INPUT DATA:
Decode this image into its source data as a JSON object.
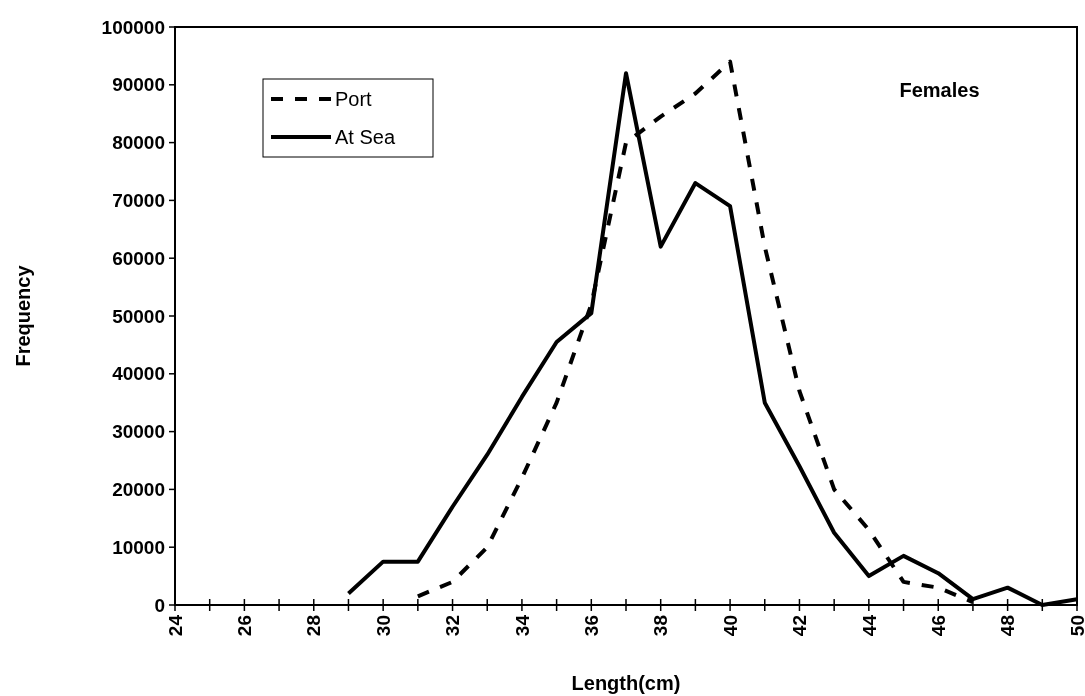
{
  "chart_data": {
    "type": "line",
    "xlabel": "Length(cm)",
    "ylabel": "Frequency",
    "annotations": [
      "Females"
    ],
    "xlim": [
      24,
      50
    ],
    "xticks": [
      24,
      {
        "value": 25,
        "label": null
      },
      26,
      {
        "value": 27,
        "label": null
      },
      28,
      {
        "value": 29,
        "label": null
      },
      30,
      {
        "value": 31,
        "label": null
      },
      32,
      {
        "value": 33,
        "label": null
      },
      34,
      {
        "value": 35,
        "label": null
      },
      36,
      {
        "value": 37,
        "label": null
      },
      38,
      {
        "value": 39,
        "label": null
      },
      40,
      {
        "value": 41,
        "label": null
      },
      42,
      {
        "value": 43,
        "label": null
      },
      44,
      {
        "value": 45,
        "label": null
      },
      46,
      {
        "value": 47,
        "label": null
      },
      48,
      {
        "value": 49,
        "label": null
      },
      50
    ],
    "ylim": [
      0,
      100000
    ],
    "yticks": [
      0,
      10000,
      20000,
      30000,
      40000,
      50000,
      60000,
      70000,
      80000,
      90000,
      100000
    ],
    "grid": false,
    "legend": "top left",
    "series": [
      {
        "name": "Port",
        "color": "#000000",
        "line_style": "dashed",
        "x": [
          31,
          32,
          33,
          34,
          35,
          36,
          37,
          38,
          39,
          40,
          41,
          42,
          43,
          44,
          45,
          46,
          47
        ],
        "values": [
          1500,
          4000,
          10000,
          22000,
          35000,
          52000,
          80000,
          84500,
          88500,
          94000,
          62000,
          37000,
          20000,
          13000,
          4000,
          3000,
          500
        ]
      },
      {
        "name": "At Sea",
        "color": "#000000",
        "line_style": "solid",
        "x": [
          29,
          30,
          31,
          32,
          33,
          34,
          35,
          36,
          37,
          38,
          39,
          40,
          41,
          42,
          43,
          44,
          45,
          46,
          47,
          48,
          49,
          50
        ],
        "values": [
          2000,
          7500,
          7500,
          17000,
          26000,
          36000,
          45500,
          50500,
          92000,
          62000,
          73000,
          69000,
          35000,
          24000,
          12500,
          5000,
          8500,
          5500,
          1000,
          3000,
          0,
          1000
        ]
      }
    ]
  }
}
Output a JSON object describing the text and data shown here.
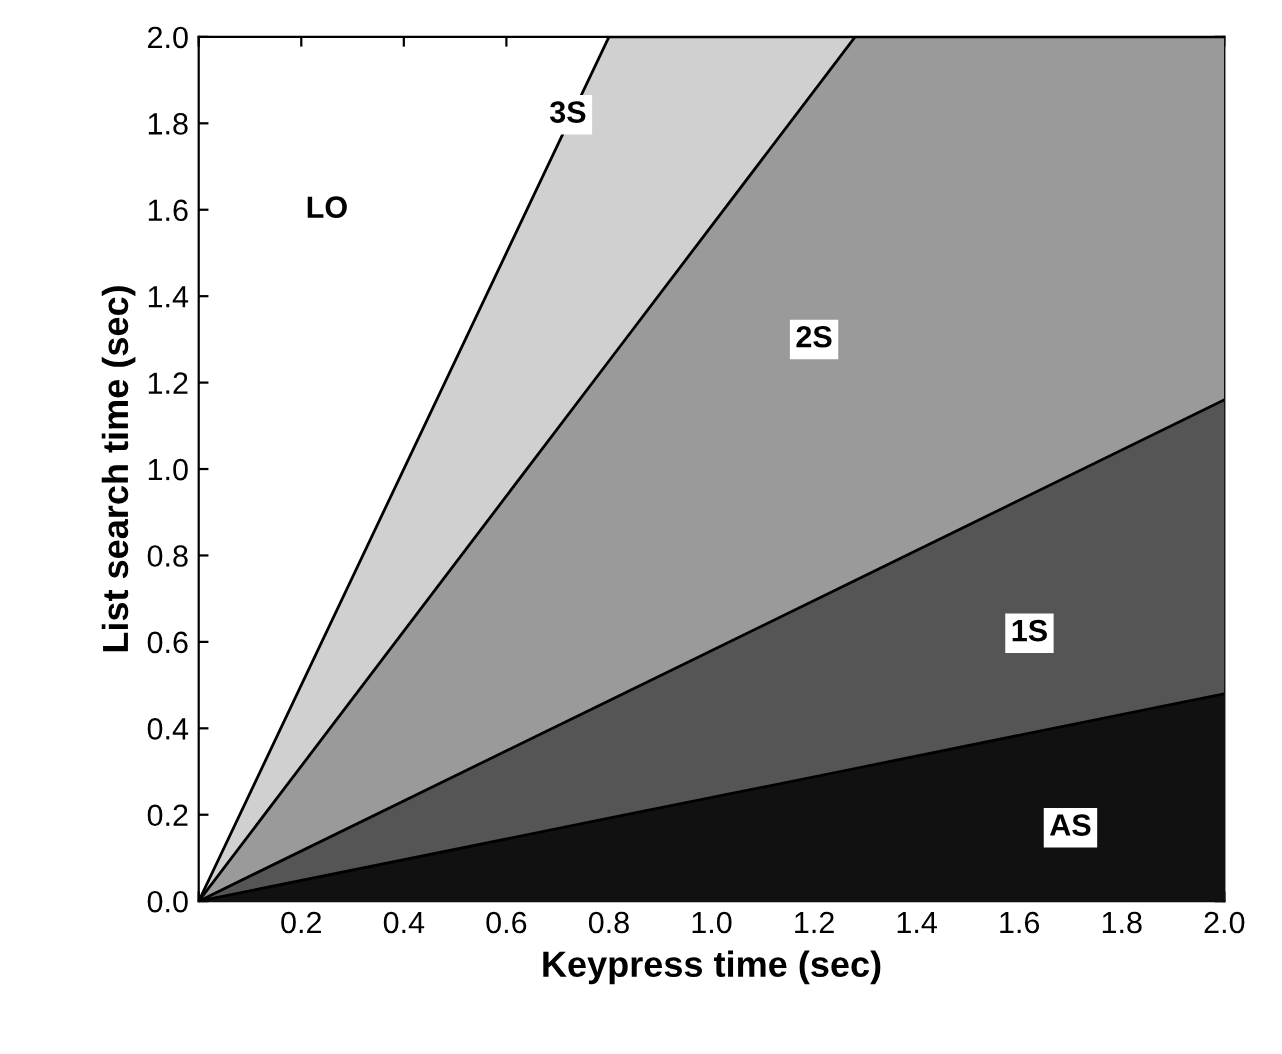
{
  "chart_data": {
    "type": "area",
    "xlabel": "Keypress time (sec)",
    "ylabel": "List search time (sec)",
    "x": [
      0,
      0.8,
      1.28,
      2.0
    ],
    "series": [
      {
        "color": "#111111",
        "values": [
          0,
          0.192,
          0.307,
          0.48
        ]
      },
      {
        "color": "#555555",
        "values": [
          0,
          0.464,
          0.742,
          1.16
        ]
      },
      {
        "color": "#9a9a9a",
        "values": [
          0,
          1.25,
          2.0,
          2.0
        ]
      },
      {
        "color": "#d0d0d0",
        "x": [
          0,
          0.8,
          1.28
        ],
        "values": [
          0,
          2.0,
          2.0
        ]
      }
    ],
    "xlim": [
      0,
      2.0
    ],
    "ylim": [
      0,
      2.0
    ],
    "xticks": [
      {
        "value": 0,
        "label": null
      },
      {
        "value": 0.2,
        "label": "0.2"
      },
      {
        "value": 0.4,
        "label": "0.4"
      },
      {
        "value": 0.6,
        "label": "0.6"
      },
      {
        "value": 0.8,
        "label": "0.8"
      },
      {
        "value": 1.0,
        "label": "1.0"
      },
      {
        "value": 1.2,
        "label": "1.2"
      },
      {
        "value": 1.4,
        "label": "1.4"
      },
      {
        "value": 1.6,
        "label": "1.6"
      },
      {
        "value": 1.8,
        "label": "1.8"
      },
      {
        "value": 2.0,
        "label": "2.0"
      }
    ],
    "yticks": [
      {
        "value": 0,
        "label": "0.0"
      },
      {
        "value": 0.2,
        "label": "0.2"
      },
      {
        "value": 0.4,
        "label": "0.4"
      },
      {
        "value": 0.6,
        "label": "0.6"
      },
      {
        "value": 0.8,
        "label": "0.8"
      },
      {
        "value": 1.0,
        "label": "1.0"
      },
      {
        "value": 1.2,
        "label": "1.2"
      },
      {
        "value": 1.4,
        "label": "1.4"
      },
      {
        "value": 1.6,
        "label": "1.6"
      },
      {
        "value": 1.8,
        "label": "1.8"
      },
      {
        "value": 2.0,
        "label": "2.0"
      }
    ],
    "annotations": [
      {
        "text": "LO",
        "x": 0.25,
        "y": 1.6
      },
      {
        "text": "3S",
        "x": 0.72,
        "y": 1.82
      },
      {
        "text": "2S",
        "x": 1.2,
        "y": 1.3
      },
      {
        "text": "1S",
        "x": 1.62,
        "y": 0.62
      },
      {
        "text": "AS",
        "x": 1.7,
        "y": 0.17
      }
    ]
  }
}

WORK REQUIRED:
Quote the records in full and exactly; skip any image.

EXERCISE SOLUTION:
Decode this image into its source data as a JSON object.
{
  "chart_data": {
    "type": "line",
    "xlabel": "Length(cm)",
    "ylabel": "Frequency",
    "annotations": [
      "Females"
    ],
    "xlim": [
      24,
      50
    ],
    "xticks": [
      24,
      {
        "value": 25,
        "label": null
      },
      26,
      {
        "value": 27,
        "label": null
      },
      28,
      {
        "value": 29,
        "label": null
      },
      30,
      {
        "value": 31,
        "label": null
      },
      32,
      {
        "value": 33,
        "label": null
      },
      34,
      {
        "value": 35,
        "label": null
      },
      36,
      {
        "value": 37,
        "label": null
      },
      38,
      {
        "value": 39,
        "label": null
      },
      40,
      {
        "value": 41,
        "label": null
      },
      42,
      {
        "value": 43,
        "label": null
      },
      44,
      {
        "value": 45,
        "label": null
      },
      46,
      {
        "value": 47,
        "label": null
      },
      48,
      {
        "value": 49,
        "label": null
      },
      50
    ],
    "ylim": [
      0,
      100000
    ],
    "yticks": [
      0,
      10000,
      20000,
      30000,
      40000,
      50000,
      60000,
      70000,
      80000,
      90000,
      100000
    ],
    "grid": false,
    "legend": "top left",
    "series": [
      {
        "name": "Port",
        "color": "#000000",
        "line_style": "dashed",
        "x": [
          31,
          32,
          33,
          34,
          35,
          36,
          37,
          38,
          39,
          40,
          41,
          42,
          43,
          44,
          45,
          46,
          47
        ],
        "values": [
          1500,
          4000,
          10000,
          22000,
          35000,
          52000,
          80000,
          84500,
          88500,
          94000,
          62000,
          37000,
          20000,
          13000,
          4000,
          3000,
          500
        ]
      },
      {
        "name": "At Sea",
        "color": "#000000",
        "line_style": "solid",
        "x": [
          29,
          30,
          31,
          32,
          33,
          34,
          35,
          36,
          37,
          38,
          39,
          40,
          41,
          42,
          43,
          44,
          45,
          46,
          47,
          48,
          49,
          50
        ],
        "values": [
          2000,
          7500,
          7500,
          17000,
          26000,
          36000,
          45500,
          50500,
          92000,
          62000,
          73000,
          69000,
          35000,
          24000,
          12500,
          5000,
          8500,
          5500,
          1000,
          3000,
          0,
          1000
        ]
      }
    ]
  }
}
Output a JSON object describing the text and data shown here.
{
  "chart_data": {
    "type": "area",
    "xlabel": "Keypress time (sec)",
    "ylabel": "List search time (sec)",
    "x": [
      0,
      0.8,
      1.28,
      2.0
    ],
    "series": [
      {
        "color": "#111111",
        "values": [
          0,
          0.192,
          0.307,
          0.48
        ]
      },
      {
        "color": "#555555",
        "values": [
          0,
          0.464,
          0.742,
          1.16
        ]
      },
      {
        "color": "#9a9a9a",
        "values": [
          0,
          1.25,
          2.0,
          2.0
        ]
      },
      {
        "color": "#d0d0d0",
        "x": [
          0,
          0.8,
          1.28
        ],
        "values": [
          0,
          2.0,
          2.0
        ]
      }
    ],
    "xlim": [
      0,
      2.0
    ],
    "ylim": [
      0,
      2.0
    ],
    "xticks": [
      {
        "value": 0,
        "label": null
      },
      {
        "value": 0.2,
        "label": "0.2"
      },
      {
        "value": 0.4,
        "label": "0.4"
      },
      {
        "value": 0.6,
        "label": "0.6"
      },
      {
        "value": 0.8,
        "label": "0.8"
      },
      {
        "value": 1.0,
        "label": "1.0"
      },
      {
        "value": 1.2,
        "label": "1.2"
      },
      {
        "value": 1.4,
        "label": "1.4"
      },
      {
        "value": 1.6,
        "label": "1.6"
      },
      {
        "value": 1.8,
        "label": "1.8"
      },
      {
        "value": 2.0,
        "label": "2.0"
      }
    ],
    "yticks": [
      {
        "value": 0,
        "label": "0.0"
      },
      {
        "value": 0.2,
        "label": "0.2"
      },
      {
        "value": 0.4,
        "label": "0.4"
      },
      {
        "value": 0.6,
        "label": "0.6"
      },
      {
        "value": 0.8,
        "label": "0.8"
      },
      {
        "value": 1.0,
        "label": "1.0"
      },
      {
        "value": 1.2,
        "label": "1.2"
      },
      {
        "value": 1.4,
        "label": "1.4"
      },
      {
        "value": 1.6,
        "label": "1.6"
      },
      {
        "value": 1.8,
        "label": "1.8"
      },
      {
        "value": 2.0,
        "label": "2.0"
      }
    ],
    "annotations": [
      {
        "text": "LO",
        "x": 0.25,
        "y": 1.6
      },
      {
        "text": "3S",
        "x": 0.72,
        "y": 1.82
      },
      {
        "text": "2S",
        "x": 1.2,
        "y": 1.3
      },
      {
        "text": "1S",
        "x": 1.62,
        "y": 0.62
      },
      {
        "text": "AS",
        "x": 1.7,
        "y": 0.17
      }
    ]
  }
}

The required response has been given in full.